U.S. Secret Service agent (1915–1984)

Roy Herman Kellerman (March 14, 1915 – March 22, 1984) was a U.S. Secret Service senior agent who was assigned to protect United States President John F. Kennedy when he was assassinated on November 22, 1963, in Dallas. In his reports, later testimony and interviews, Kellerman outlines in detail his role in the immediate aftermath of the assassination.

==History==
Kellerman, a New Baltimore, Michigan native, graduated from high school in 1933 and worked for the Dodge division of Chrysler sporadically from 1935 until 1937 when he was sworn in as a trooper for the Michigan State Police. Kellerman joined the Secret Service in Detroit just before Christmas 1941, transferring temporarily to the White House detail in March 1942 and permanently one month later. In 1965, Kellerman was promoted to "deputy special agent in charge", replacing Floyd Boring. He retired from the Secret Service in 1968 as an assistant administrator.

Kellerman died in St. Petersburg, Florida, on March 22, 1984, eight days after his 69th birthday.

==Assassination of John F. Kennedy==
As the Assistant Special Agent in Charge of November 22, 1963, Shift Team No. 3, Kellerman was riding in the front passenger seat of the presidential limousine. The driver was Secret Service Agent William Greer. Like all Secret Service agents assigned to protect the President of the United States, Kellerman was trained to use his own body as a shield, taking a bullet if necessary in the line of duty.

Kellerman along with Secret Service agents William Greer, Clint Hill, and Rufus Youngblood, provided testimony to the Warren Commission in Washington, D.C., on March 9, 1964.

Kellerman testified, "I turned around to find out what happened when two additional shots rang out and the President slumped into Mrs. Kennedy's lap and Governor Connally fell to Mrs. Connally's lap." He further testified to the Warren Commission that he first heard what sounded like a "pop" or a "firecracker" somewhere to his right and about five seconds later the assassination then ended in a "flurry of shells" coming into the limousine. He described the final shots as "like a plane going through a sound barrier; bang bang". During his testimony he said: "If President Kennedy had from all reports four wounds, Governor Connally three, there have got to be more than three shots, gentlemen.". Kellerman stated that at the hospital he observed that a part of Kennedy's right rear skull was missing, with a hole measuring 5 inches in diameter.

## EXTRACTED MATERIAL
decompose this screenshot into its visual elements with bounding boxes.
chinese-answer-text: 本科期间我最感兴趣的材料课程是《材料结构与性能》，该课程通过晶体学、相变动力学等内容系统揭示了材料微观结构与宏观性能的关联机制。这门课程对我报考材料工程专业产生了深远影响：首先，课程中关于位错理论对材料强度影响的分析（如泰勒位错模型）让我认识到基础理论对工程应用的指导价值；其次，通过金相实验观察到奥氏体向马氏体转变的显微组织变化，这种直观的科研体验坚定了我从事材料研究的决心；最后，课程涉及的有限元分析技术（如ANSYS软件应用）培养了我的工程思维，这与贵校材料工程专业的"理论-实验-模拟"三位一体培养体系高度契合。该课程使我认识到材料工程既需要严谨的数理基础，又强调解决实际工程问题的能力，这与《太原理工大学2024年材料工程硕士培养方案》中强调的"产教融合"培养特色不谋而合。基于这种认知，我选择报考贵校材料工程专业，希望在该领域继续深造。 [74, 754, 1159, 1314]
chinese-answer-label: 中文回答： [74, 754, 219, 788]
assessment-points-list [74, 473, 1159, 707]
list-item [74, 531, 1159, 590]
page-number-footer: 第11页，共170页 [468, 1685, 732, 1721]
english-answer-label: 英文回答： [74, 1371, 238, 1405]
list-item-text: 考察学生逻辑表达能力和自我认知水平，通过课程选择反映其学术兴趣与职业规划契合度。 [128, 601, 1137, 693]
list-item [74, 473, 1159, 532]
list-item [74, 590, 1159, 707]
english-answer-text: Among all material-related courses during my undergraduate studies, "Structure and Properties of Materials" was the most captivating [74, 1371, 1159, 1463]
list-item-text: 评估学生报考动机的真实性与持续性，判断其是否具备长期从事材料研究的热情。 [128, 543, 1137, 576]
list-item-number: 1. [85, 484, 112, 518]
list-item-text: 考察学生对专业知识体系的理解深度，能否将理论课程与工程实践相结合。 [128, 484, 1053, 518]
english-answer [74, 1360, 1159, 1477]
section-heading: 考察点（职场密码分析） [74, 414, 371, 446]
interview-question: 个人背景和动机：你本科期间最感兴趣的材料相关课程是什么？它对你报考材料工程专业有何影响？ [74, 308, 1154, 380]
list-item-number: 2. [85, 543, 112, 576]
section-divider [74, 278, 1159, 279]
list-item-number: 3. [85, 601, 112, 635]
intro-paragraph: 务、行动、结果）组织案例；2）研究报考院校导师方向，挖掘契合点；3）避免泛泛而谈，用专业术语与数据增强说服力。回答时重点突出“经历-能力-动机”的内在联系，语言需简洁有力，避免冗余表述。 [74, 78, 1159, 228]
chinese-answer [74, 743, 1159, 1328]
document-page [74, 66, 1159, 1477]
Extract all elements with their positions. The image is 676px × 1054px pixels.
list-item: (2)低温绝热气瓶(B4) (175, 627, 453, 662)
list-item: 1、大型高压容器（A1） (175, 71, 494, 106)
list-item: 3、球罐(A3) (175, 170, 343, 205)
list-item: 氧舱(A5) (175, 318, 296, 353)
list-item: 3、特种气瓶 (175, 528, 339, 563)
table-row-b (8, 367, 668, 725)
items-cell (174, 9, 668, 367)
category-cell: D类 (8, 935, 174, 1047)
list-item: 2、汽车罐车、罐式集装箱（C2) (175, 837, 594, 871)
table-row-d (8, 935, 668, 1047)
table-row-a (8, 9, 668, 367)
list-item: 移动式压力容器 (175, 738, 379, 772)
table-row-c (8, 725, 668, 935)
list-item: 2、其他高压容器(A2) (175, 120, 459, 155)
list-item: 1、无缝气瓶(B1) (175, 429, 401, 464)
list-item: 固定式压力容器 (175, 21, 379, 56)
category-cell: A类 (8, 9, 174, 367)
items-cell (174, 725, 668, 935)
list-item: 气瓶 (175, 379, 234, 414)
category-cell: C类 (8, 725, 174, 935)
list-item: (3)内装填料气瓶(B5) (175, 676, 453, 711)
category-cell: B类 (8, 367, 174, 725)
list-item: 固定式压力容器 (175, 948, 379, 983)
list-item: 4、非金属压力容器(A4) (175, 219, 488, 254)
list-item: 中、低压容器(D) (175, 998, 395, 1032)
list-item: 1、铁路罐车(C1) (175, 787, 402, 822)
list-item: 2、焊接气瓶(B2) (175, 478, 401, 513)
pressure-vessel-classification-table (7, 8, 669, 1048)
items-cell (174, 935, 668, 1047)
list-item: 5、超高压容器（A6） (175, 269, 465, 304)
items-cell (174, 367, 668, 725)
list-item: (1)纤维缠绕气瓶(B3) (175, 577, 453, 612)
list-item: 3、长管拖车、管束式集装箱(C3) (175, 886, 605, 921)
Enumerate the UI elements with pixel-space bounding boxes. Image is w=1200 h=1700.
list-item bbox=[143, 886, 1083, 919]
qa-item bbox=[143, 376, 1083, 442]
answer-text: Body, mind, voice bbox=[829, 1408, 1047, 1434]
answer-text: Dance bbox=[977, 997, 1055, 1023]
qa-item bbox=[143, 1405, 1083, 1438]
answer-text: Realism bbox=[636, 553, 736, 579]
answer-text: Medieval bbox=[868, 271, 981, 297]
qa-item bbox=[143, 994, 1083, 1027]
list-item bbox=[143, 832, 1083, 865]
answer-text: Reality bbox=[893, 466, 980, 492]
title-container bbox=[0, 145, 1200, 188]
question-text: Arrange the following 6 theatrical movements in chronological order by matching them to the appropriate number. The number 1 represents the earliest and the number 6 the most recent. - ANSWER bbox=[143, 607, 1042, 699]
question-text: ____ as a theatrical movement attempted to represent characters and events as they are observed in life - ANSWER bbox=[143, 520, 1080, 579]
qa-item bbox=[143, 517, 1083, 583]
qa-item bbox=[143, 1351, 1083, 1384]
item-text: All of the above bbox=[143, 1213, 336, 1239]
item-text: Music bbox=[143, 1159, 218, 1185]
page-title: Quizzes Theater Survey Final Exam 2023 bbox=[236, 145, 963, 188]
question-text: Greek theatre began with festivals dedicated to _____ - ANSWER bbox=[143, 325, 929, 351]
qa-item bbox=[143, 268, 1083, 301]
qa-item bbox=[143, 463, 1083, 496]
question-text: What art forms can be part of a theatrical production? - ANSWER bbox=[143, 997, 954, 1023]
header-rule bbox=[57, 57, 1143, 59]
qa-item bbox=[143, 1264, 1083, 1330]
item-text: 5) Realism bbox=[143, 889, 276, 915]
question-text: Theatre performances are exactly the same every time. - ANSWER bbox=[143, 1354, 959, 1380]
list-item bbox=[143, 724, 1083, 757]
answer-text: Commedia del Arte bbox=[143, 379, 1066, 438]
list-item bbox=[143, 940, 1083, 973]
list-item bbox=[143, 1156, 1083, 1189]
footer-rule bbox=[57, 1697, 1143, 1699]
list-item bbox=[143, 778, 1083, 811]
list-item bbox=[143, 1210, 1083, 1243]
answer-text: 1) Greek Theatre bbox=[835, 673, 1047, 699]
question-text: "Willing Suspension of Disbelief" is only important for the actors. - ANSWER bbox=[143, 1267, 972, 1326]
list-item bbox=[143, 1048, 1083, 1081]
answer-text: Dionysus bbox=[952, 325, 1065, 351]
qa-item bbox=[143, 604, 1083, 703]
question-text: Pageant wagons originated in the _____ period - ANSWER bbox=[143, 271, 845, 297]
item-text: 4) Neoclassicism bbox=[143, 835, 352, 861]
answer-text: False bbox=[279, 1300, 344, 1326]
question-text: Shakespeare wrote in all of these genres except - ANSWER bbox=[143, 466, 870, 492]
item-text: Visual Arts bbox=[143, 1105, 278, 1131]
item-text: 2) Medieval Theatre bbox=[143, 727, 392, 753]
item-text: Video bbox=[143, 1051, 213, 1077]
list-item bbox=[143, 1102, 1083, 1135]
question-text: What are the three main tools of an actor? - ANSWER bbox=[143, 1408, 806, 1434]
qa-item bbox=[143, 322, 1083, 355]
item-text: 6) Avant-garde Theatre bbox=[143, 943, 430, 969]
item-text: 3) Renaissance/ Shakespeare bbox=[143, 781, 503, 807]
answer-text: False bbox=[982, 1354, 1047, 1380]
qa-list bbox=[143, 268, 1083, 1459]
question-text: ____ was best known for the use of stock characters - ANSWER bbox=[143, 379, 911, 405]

## TASK REQUIREMENTS
A. Answer these questions from the text on Roy Kellerman:
(i) In what year did Kellerman graduate from high school?
(ii) Who drove the presidential limousine in Dallas?
(iii) What two things did Kellerman say the first sound he heard was like?
B. In the text on Roy Kellerman, name every Secret Service agent who testified with Kellerman before the Warren Commission on March 9, 1964.
C. Resume the text on Roy Kellerman after its last sentence.

## OUTPUTS BY TASK
A.
(i) 1933
(ii) Secret Service Agent William Greer
(iii) A "pop" or a "firecracker"

B. William Greer, Clint Hill, Rufus Youngblood

C.
The House Select Committee on Assassinations declared in 1979 that "the Secret Service was deficient in the performance of its duties" at the time of the assassination, and that President Kennedy did not receive adequate protection in Dallas. Regarding the conduct of Secret Service Agent Roy Kellerman, the HSCA noted:

No actions were taken by the agent in the right front seat of the Presidential limousine [Roy Kellerman] to cover the President with his body, although it would have been consistent with Secret Service procedure for him to have done so. The primary function of the agent was to remain at all times in close proximity to the President in the event of such emergencies.

According to an interview given in 1981 after John Hinckley, Jr.'s attempt to assassinate President Reagan in 1981, Kellerman did not believe there was a conspiracy to assassinate Kennedy. However, in 1994, Vanity Fair published an article by Anthony Summers and Robbyn Swan in which they quoted Kellerman's widow, June, as stating he "accepted that there was a conspiracy." Additionally, one of Kellerman's daughters told researcher Harold Weisberg in the 1970s that "I hope the day will come when these men [Kellerman and Greer] will be able to say what they've told their families".

==In popular culture==
In the 2013 film Parkland, actor Tom Welling played the role of Kellerman.